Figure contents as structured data

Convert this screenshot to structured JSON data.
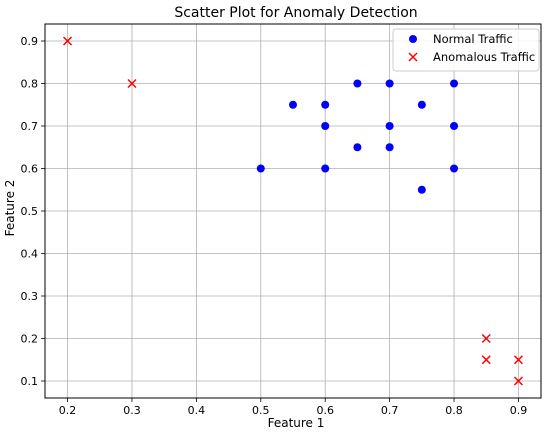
{
  "chart_data": {
    "type": "scatter",
    "title": "Scatter Plot for Anomaly Detection",
    "xlabel": "Feature 1",
    "ylabel": "Feature 2",
    "xlim": [
      0.165,
      0.935
    ],
    "ylim": [
      0.06,
      0.94
    ],
    "xticks": [
      "0.2",
      "0.3",
      "0.4",
      "0.5",
      "0.6",
      "0.7",
      "0.8",
      "0.9"
    ],
    "yticks": [
      "0.1",
      "0.2",
      "0.3",
      "0.4",
      "0.5",
      "0.6",
      "0.7",
      "0.8",
      "0.9"
    ],
    "grid": true,
    "legend_position": "top-right",
    "series": [
      {
        "name": "Normal Traffic",
        "marker": "circle",
        "color": "#0000ff",
        "x": [
          0.5,
          0.55,
          0.6,
          0.6,
          0.6,
          0.65,
          0.65,
          0.7,
          0.7,
          0.7,
          0.75,
          0.75,
          0.8,
          0.8,
          0.8
        ],
        "y": [
          0.6,
          0.75,
          0.6,
          0.7,
          0.75,
          0.65,
          0.8,
          0.65,
          0.7,
          0.8,
          0.55,
          0.75,
          0.6,
          0.7,
          0.8
        ]
      },
      {
        "name": "Anomalous Traffic",
        "marker": "x",
        "color": "#ff0000",
        "x": [
          0.2,
          0.3,
          0.85,
          0.85,
          0.9,
          0.9
        ],
        "y": [
          0.9,
          0.8,
          0.2,
          0.15,
          0.15,
          0.1
        ]
      }
    ]
  }
}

- WHAT THE TASK ASKS
Please transcribe the material above exactly as written. Leave the pictures out.

- COMPLETED EXERCISE
Convert this screenshot to structured JSON data.
{
  "chart_data": {
    "type": "scatter",
    "title": "Scatter Plot for Anomaly Detection",
    "xlabel": "Feature 1",
    "ylabel": "Feature 2",
    "xlim": [
      0.165,
      0.935
    ],
    "ylim": [
      0.06,
      0.94
    ],
    "xticks": [
      "0.2",
      "0.3",
      "0.4",
      "0.5",
      "0.6",
      "0.7",
      "0.8",
      "0.9"
    ],
    "yticks": [
      "0.1",
      "0.2",
      "0.3",
      "0.4",
      "0.5",
      "0.6",
      "0.7",
      "0.8",
      "0.9"
    ],
    "grid": true,
    "legend_position": "top-right",
    "series": [
      {
        "name": "Normal Traffic",
        "marker": "circle",
        "color": "#0000ff",
        "x": [
          0.5,
          0.55,
          0.6,
          0.6,
          0.6,
          0.65,
          0.65,
          0.7,
          0.7,
          0.7,
          0.75,
          0.75,
          0.8,
          0.8,
          0.8
        ],
        "y": [
          0.6,
          0.75,
          0.6,
          0.7,
          0.75,
          0.65,
          0.8,
          0.65,
          0.7,
          0.8,
          0.55,
          0.75,
          0.6,
          0.7,
          0.8
        ]
      },
      {
        "name": "Anomalous Traffic",
        "marker": "x",
        "color": "#ff0000",
        "x": [
          0.2,
          0.3,
          0.85,
          0.85,
          0.9,
          0.9
        ],
        "y": [
          0.9,
          0.8,
          0.2,
          0.15,
          0.15,
          0.1
        ]
      }
    ]
  }
}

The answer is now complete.